-- BEGIN --
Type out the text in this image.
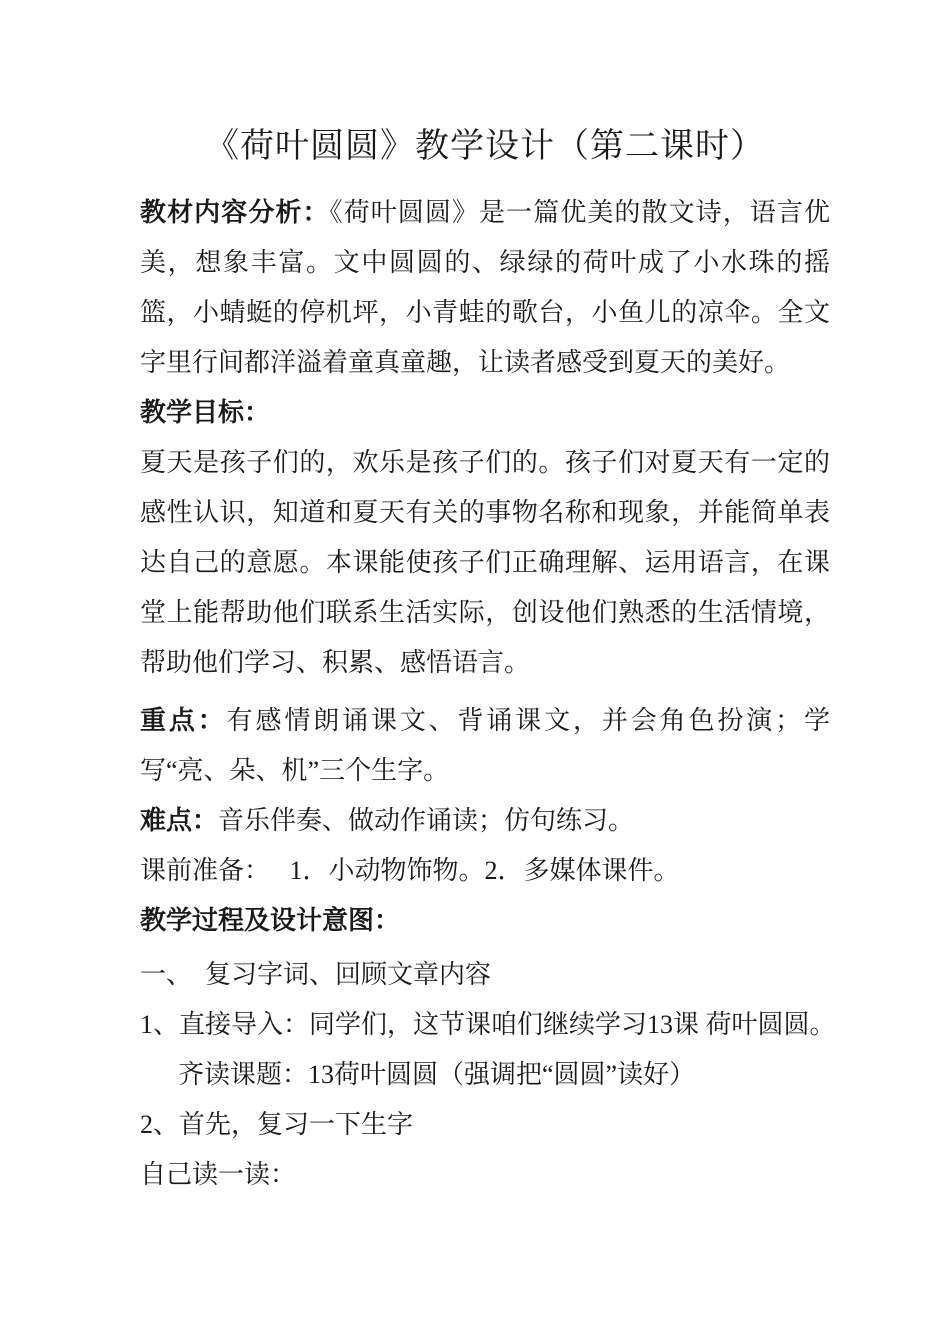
《荷叶圆圆》教学设计（第二课时）

教材内容分析：《荷叶圆圆》是一篇优美的散文诗，语言优美，想象丰富。文中圆圆的、绿绿的荷叶成了小水珠的摇篮，小蜻蜓的停机坪，小青蛙的歌台，小鱼儿的凉伞。全文字里行间都洋溢着童真童趣，让读者感受到夏天的美好。

教学目标：

夏天是孩子们的，欢乐是孩子们的。孩子们对夏天有一定的感性认识，知道和夏天有关的事物名称和现象，并能简单表达自己的意愿。本课能使孩子们正确理解、运用语言，在课堂上能帮助他们联系生活实际，创设他们熟悉的生活情境，帮助他们学习、积累、感悟语言。

重点：有感情朗诵课文、背诵课文，并会角色扮演；学写“亮、朵、机”三个生字。

难点：音乐伴奏、做动作诵读；仿句练习。

课前准备：　 1．小动物饰物。2．多媒体课件。

教学过程及设计意图：

一、　复习字词、回顾文章内容

1、直接导入：同学们，这节课咱们继续学习13课 荷叶圆圆。

齐读课题：13荷叶圆圆（强调把“圆圆”读好）

2、首先，复习一下生字

自己读一读：
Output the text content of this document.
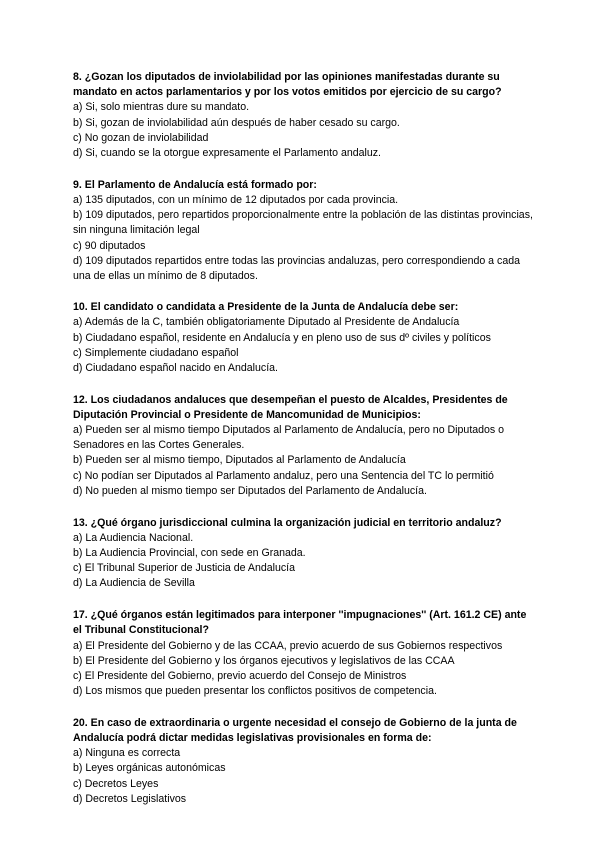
8. ¿Gozan los diputados de inviolabilidad por las opiniones manifestadas durante su mandato en actos parlamentarios y por los votos emitidos por ejercicio de su cargo?

a) Si, solo mientras dure su mandato.
b) Si, gozan de inviolabilidad aún después de haber cesado su cargo.
c) No gozan de inviolabilidad
d) Si, cuando se la otorgue expresamente el Parlamento andaluz.

9. El Parlamento de Andalucía está formado por:

a) 135 diputados, con un mínimo de 12 diputados por cada provincia.
b) 109 diputados, pero repartidos proporcionalmente entre la población de las distintas provincias, sin ninguna limitación legal
c) 90 diputados
d) 109 diputados repartidos entre todas las provincias andaluzas, pero correspondiendo a cada una de ellas un mínimo de 8 diputados.

10. El candidato o candidata a Presidente de la Junta de Andalucía debe ser:

a) Además de la C, también obligatoriamente Diputado al Presidente de Andalucía
b) Ciudadano español, residente en Andalucía y en pleno uso de sus dº civiles y políticos
c) Simplemente ciudadano español
d) Ciudadano español nacido en Andalucía.

12. Los ciudadanos andaluces que desempeñan el puesto de Alcaldes, Presidentes de Diputación Provincial o Presidente de Mancomunidad de Municipios:

a) Pueden ser al mismo tiempo Diputados al Parlamento de Andalucía, pero no Diputados o Senadores en las Cortes Generales.
b) Pueden ser al mismo tiempo, Diputados al Parlamento de Andalucía
c) No podían ser Diputados al Parlamento andaluz, pero una Sentencia del TC lo permitió
d) No pueden al mismo tiempo ser Diputados del Parlamento de Andalucía.

13. ¿Qué órgano jurisdiccional culmina la organización judicial en territorio andaluz?

a) La Audiencia Nacional.
b) La Audiencia Provincial, con sede en Granada.
c) El Tribunal Superior de Justicia de Andalucía
d) La Audiencia de Sevilla

17. ¿Qué órganos están legitimados para interponer ''impugnaciones'' (Art. 161.2 CE) ante el Tribunal Constitucional?

a) El Presidente del Gobierno y de las CCAA, previo acuerdo de sus Gobiernos respectivos
b) El Presidente del Gobierno y los órganos ejecutivos y legislativos de las CCAA
c) El Presidente del Gobierno, previo acuerdo del Consejo de Ministros
d) Los mismos que pueden presentar los conflictos positivos de competencia.

20. En caso de extraordinaria o urgente necesidad el consejo de Gobierno de la junta de Andalucía podrá dictar medidas legislativas provisionales en forma de:

a) Ninguna es correcta
b) Leyes orgánicas autonómicas
c) Decretos Leyes
d) Decretos Legislativos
-- END --
> _Aim_
Copy every entry word for word, but omit the pictures.

> _Completed exercise_
Type out the text in this image.
《荷叶圆圆》教学设计（第二课时）

教材内容分析：《荷叶圆圆》是一篇优美的散文诗，语言优美，想象丰富。文中圆圆的、绿绿的荷叶成了小水珠的摇篮，小蜻蜓的停机坪，小青蛙的歌台，小鱼儿的凉伞。全文字里行间都洋溢着童真童趣，让读者感受到夏天的美好。

教学目标：

夏天是孩子们的，欢乐是孩子们的。孩子们对夏天有一定的感性认识，知道和夏天有关的事物名称和现象，并能简单表达自己的意愿。本课能使孩子们正确理解、运用语言，在课堂上能帮助他们联系生活实际，创设他们熟悉的生活情境，帮助他们学习、积累、感悟语言。

重点：有感情朗诵课文、背诵课文，并会角色扮演；学写“亮、朵、机”三个生字。

难点：音乐伴奏、做动作诵读；仿句练习。

课前准备：　 1．小动物饰物。2．多媒体课件。

教学过程及设计意图：

一、　复习字词、回顾文章内容

1、直接导入：同学们，这节课咱们继续学习13课 荷叶圆圆。

齐读课题：13荷叶圆圆（强调把“圆圆”读好）

2、首先，复习一下生字

自己读一读：
Output the text content of this document.
8. ¿Gozan los diputados de inviolabilidad por las opiniones manifestadas durante su mandato en actos parlamentarios y por los votos emitidos por ejercicio de su cargo?

a) Si, solo mientras dure su mandato.
b) Si, gozan de inviolabilidad aún después de haber cesado su cargo.
c) No gozan de inviolabilidad
d) Si, cuando se la otorgue expresamente el Parlamento andaluz.

9. El Parlamento de Andalucía está formado por:

a) 135 diputados, con un mínimo de 12 diputados por cada provincia.
b) 109 diputados, pero repartidos proporcionalmente entre la población de las distintas provincias, sin ninguna limitación legal
c) 90 diputados
d) 109 diputados repartidos entre todas las provincias andaluzas, pero correspondiendo a cada una de ellas un mínimo de 8 diputados.

10. El candidato o candidata a Presidente de la Junta de Andalucía debe ser:

a) Además de la C, también obligatoriamente Diputado al Presidente de Andalucía
b) Ciudadano español, residente en Andalucía y en pleno uso de sus dº civiles y políticos
c) Simplemente ciudadano español
d) Ciudadano español nacido en Andalucía.

12. Los ciudadanos andaluces que desempeñan el puesto de Alcaldes, Presidentes de Diputación Provincial o Presidente de Mancomunidad de Municipios:

a) Pueden ser al mismo tiempo Diputados al Parlamento de Andalucía, pero no Diputados o Senadores en las Cortes Generales.
b) Pueden ser al mismo tiempo, Diputados al Parlamento de Andalucía
c) No podían ser Diputados al Parlamento andaluz, pero una Sentencia del TC lo permitió
d) No pueden al mismo tiempo ser Diputados del Parlamento de Andalucía.

13. ¿Qué órgano jurisdiccional culmina la organización judicial en territorio andaluz?

a) La Audiencia Nacional.
b) La Audiencia Provincial, con sede en Granada.
c) El Tribunal Superior de Justicia de Andalucía
d) La Audiencia de Sevilla

17. ¿Qué órganos están legitimados para interponer ''impugnaciones'' (Art. 161.2 CE) ante el Tribunal Constitucional?

a) El Presidente del Gobierno y de las CCAA, previo acuerdo de sus Gobiernos respectivos
b) El Presidente del Gobierno y los órganos ejecutivos y legislativos de las CCAA
c) El Presidente del Gobierno, previo acuerdo del Consejo de Ministros
d) Los mismos que pueden presentar los conflictos positivos de competencia.

20. En caso de extraordinaria o urgente necesidad el consejo de Gobierno de la junta de Andalucía podrá dictar medidas legislativas provisionales en forma de:

a) Ninguna es correcta
b) Leyes orgánicas autonómicas
c) Decretos Leyes
d) Decretos Legislativos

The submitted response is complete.